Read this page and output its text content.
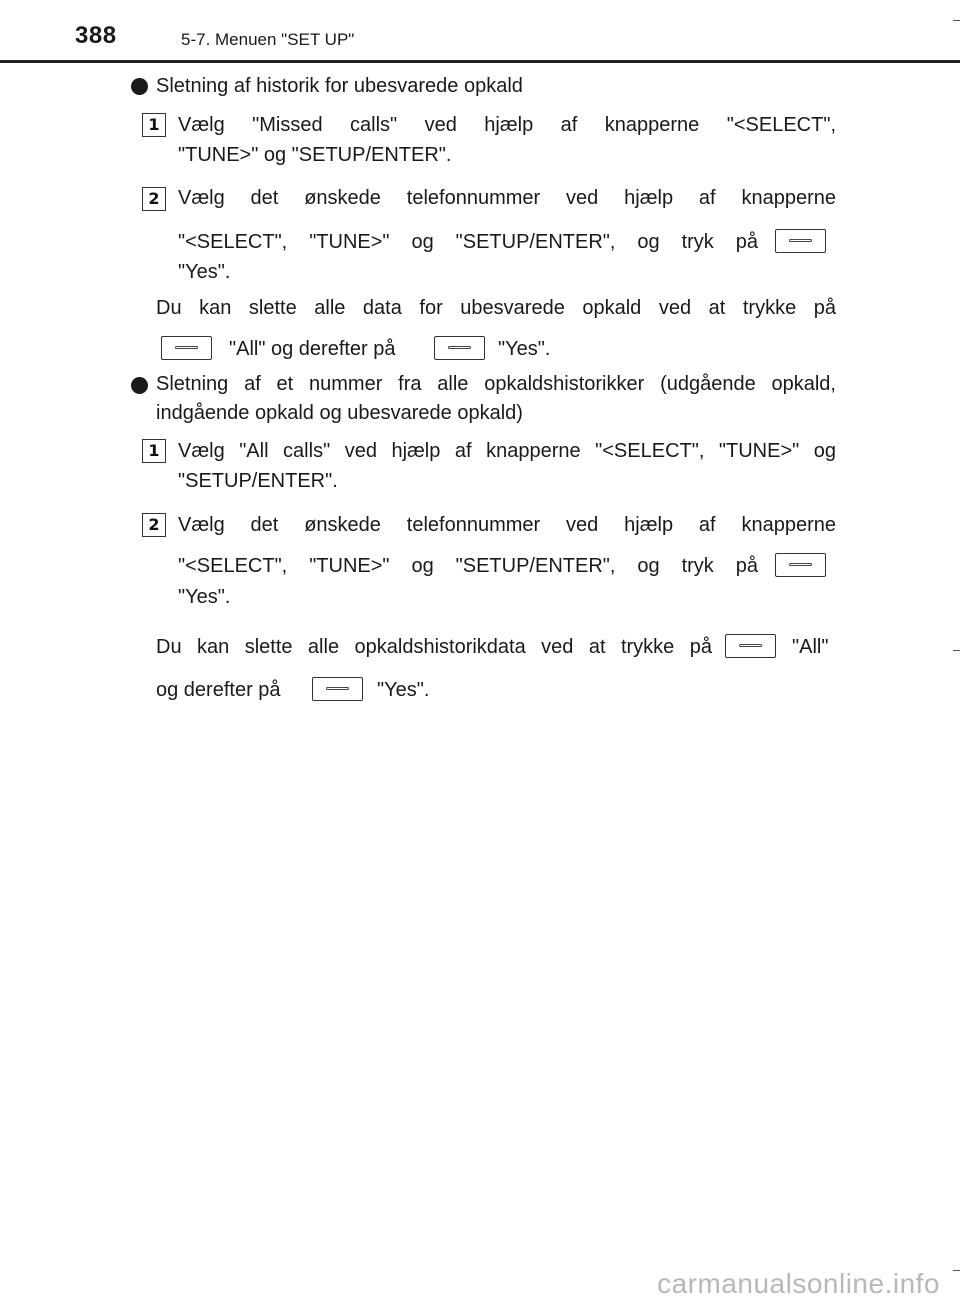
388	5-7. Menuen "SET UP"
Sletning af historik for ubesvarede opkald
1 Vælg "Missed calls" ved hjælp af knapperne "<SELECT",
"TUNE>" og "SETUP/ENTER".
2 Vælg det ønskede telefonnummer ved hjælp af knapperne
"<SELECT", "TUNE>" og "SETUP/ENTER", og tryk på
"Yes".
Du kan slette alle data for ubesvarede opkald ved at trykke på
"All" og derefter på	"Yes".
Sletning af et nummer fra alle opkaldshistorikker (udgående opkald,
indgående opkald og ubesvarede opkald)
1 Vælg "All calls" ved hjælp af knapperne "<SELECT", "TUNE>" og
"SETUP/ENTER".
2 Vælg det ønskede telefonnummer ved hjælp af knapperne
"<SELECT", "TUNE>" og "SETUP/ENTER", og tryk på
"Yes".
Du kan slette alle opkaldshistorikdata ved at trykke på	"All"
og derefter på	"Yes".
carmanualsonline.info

Problem description: Say how many lines in this material hold "alle", and say nothing else.

Output of the exercise: 3